- What needs to be done:
Your task is to output the entries below word for word.
==== Given data
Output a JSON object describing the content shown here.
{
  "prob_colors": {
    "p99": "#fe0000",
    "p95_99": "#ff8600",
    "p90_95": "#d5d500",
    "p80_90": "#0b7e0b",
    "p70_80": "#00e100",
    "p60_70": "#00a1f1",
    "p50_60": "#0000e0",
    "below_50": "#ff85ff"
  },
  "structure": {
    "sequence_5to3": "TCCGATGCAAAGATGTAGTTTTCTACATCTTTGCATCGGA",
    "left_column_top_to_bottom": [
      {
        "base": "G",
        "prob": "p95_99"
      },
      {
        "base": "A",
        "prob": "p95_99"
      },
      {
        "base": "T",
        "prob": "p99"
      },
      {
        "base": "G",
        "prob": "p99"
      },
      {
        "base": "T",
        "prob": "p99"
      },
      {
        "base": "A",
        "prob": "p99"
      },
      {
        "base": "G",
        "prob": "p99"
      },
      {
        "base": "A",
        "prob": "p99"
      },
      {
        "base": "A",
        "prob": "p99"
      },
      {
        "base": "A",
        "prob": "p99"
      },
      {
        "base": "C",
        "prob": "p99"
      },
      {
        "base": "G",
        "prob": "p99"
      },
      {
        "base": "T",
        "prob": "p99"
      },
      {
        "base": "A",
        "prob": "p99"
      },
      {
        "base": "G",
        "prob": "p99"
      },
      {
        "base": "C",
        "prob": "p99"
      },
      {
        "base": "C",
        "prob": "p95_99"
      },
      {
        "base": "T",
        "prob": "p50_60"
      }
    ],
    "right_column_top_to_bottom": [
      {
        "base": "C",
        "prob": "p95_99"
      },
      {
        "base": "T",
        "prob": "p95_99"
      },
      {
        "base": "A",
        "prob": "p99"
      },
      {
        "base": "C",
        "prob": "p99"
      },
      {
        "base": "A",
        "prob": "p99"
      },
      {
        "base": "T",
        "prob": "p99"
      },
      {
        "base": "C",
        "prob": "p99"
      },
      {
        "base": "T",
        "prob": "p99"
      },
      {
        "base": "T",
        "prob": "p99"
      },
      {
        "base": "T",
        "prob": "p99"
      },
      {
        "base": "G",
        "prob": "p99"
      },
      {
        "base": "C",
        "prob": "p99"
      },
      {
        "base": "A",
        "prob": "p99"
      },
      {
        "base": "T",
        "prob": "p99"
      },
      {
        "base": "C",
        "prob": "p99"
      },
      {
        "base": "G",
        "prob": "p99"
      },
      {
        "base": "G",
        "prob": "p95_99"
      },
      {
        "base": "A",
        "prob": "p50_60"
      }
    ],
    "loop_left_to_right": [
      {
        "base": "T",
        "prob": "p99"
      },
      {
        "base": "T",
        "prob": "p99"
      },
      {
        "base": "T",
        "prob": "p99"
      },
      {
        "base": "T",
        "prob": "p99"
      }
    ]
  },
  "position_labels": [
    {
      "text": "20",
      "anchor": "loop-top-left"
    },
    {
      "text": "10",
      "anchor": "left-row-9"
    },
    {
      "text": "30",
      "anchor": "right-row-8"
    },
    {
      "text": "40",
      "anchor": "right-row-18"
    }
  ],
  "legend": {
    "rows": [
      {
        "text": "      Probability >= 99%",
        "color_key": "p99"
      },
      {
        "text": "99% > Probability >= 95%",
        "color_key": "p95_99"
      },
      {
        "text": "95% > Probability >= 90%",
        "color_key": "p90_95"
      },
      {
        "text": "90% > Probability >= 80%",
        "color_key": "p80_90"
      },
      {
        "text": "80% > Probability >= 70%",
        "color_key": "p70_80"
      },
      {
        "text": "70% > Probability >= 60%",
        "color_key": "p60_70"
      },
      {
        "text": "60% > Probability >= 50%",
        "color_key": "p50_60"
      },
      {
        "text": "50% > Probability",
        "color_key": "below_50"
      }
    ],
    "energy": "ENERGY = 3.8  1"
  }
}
========
- Answer for this exercise:
Output a JSON object describing the content shown here.
{
  "prob_colors": {
    "p99": "#fe0000",
    "p95_99": "#ff8600",
    "p90_95": "#d5d500",
    "p80_90": "#0b7e0b",
    "p70_80": "#00e100",
    "p60_70": "#00a1f1",
    "p50_60": "#0000e0",
    "below_50": "#ff85ff"
  },
  "structure": {
    "sequence_5to3": "TCCGATGCAAAGATGTAGTTTTCTACATCTTTGCATCGGA",
    "left_column_top_to_bottom": [
      {
        "base": "G",
        "prob": "p95_99"
      },
      {
        "base": "A",
        "prob": "p95_99"
      },
      {
        "base": "T",
        "prob": "p99"
      },
      {
        "base": "G",
        "prob": "p99"
      },
      {
        "base": "T",
        "prob": "p99"
      },
      {
        "base": "A",
        "prob": "p99"
      },
      {
        "base": "G",
        "prob": "p99"
      },
      {
        "base": "A",
        "prob": "p99"
      },
      {
        "base": "A",
        "prob": "p99"
      },
      {
        "base": "A",
        "prob": "p99"
      },
      {
        "base": "C",
        "prob": "p99"
      },
      {
        "base": "G",
        "prob": "p99"
      },
      {
        "base": "T",
        "prob": "p99"
      },
      {
        "base": "A",
        "prob": "p99"
      },
      {
        "base": "G",
        "prob": "p99"
      },
      {
        "base": "C",
        "prob": "p99"
      },
      {
        "base": "C",
        "prob": "p95_99"
      },
      {
        "base": "T",
        "prob": "p50_60"
      }
    ],
    "right_column_top_to_bottom": [
      {
        "base": "C",
        "prob": "p95_99"
      },
      {
        "base": "T",
        "prob": "p95_99"
      },
      {
        "base": "A",
        "prob": "p99"
      },
      {
        "base": "C",
        "prob": "p99"
      },
      {
        "base": "A",
        "prob": "p99"
      },
      {
        "base": "T",
        "prob": "p99"
      },
      {
        "base": "C",
        "prob": "p99"
      },
      {
        "base": "T",
        "prob": "p99"
      },
      {
        "base": "T",
        "prob": "p99"
      },
      {
        "base": "T",
        "prob": "p99"
      },
      {
        "base": "G",
        "prob": "p99"
      },
      {
        "base": "C",
        "prob": "p99"
      },
      {
        "base": "A",
        "prob": "p99"
      },
      {
        "base": "T",
        "prob": "p99"
      },
      {
        "base": "C",
        "prob": "p99"
      },
      {
        "base": "G",
        "prob": "p99"
      },
      {
        "base": "G",
        "prob": "p95_99"
      },
      {
        "base": "A",
        "prob": "p50_60"
      }
    ],
    "loop_left_to_right": [
      {
        "base": "T",
        "prob": "p99"
      },
      {
        "base": "T",
        "prob": "p99"
      },
      {
        "base": "T",
        "prob": "p99"
      },
      {
        "base": "T",
        "prob": "p99"
      }
    ]
  },
  "position_labels": [
    {
      "text": "20",
      "anchor": "loop-top-left"
    },
    {
      "text": "10",
      "anchor": "left-row-9"
    },
    {
      "text": "30",
      "anchor": "right-row-8"
    },
    {
      "text": "40",
      "anchor": "right-row-18"
    }
  ],
  "legend": {
    "rows": [
      {
        "text": "      Probability >= 99%",
        "color_key": "p99"
      },
      {
        "text": "99% > Probability >= 95%",
        "color_key": "p95_99"
      },
      {
        "text": "95% > Probability >= 90%",
        "color_key": "p90_95"
      },
      {
        "text": "90% > Probability >= 80%",
        "color_key": "p80_90"
      },
      {
        "text": "80% > Probability >= 70%",
        "color_key": "p70_80"
      },
      {
        "text": "70% > Probability >= 60%",
        "color_key": "p60_70"
      },
      {
        "text": "60% > Probability >= 50%",
        "color_key": "p50_60"
      },
      {
        "text": "50% > Probability",
        "color_key": "below_50"
      }
    ],
    "energy": "ENERGY = 3.8  1"
  }
}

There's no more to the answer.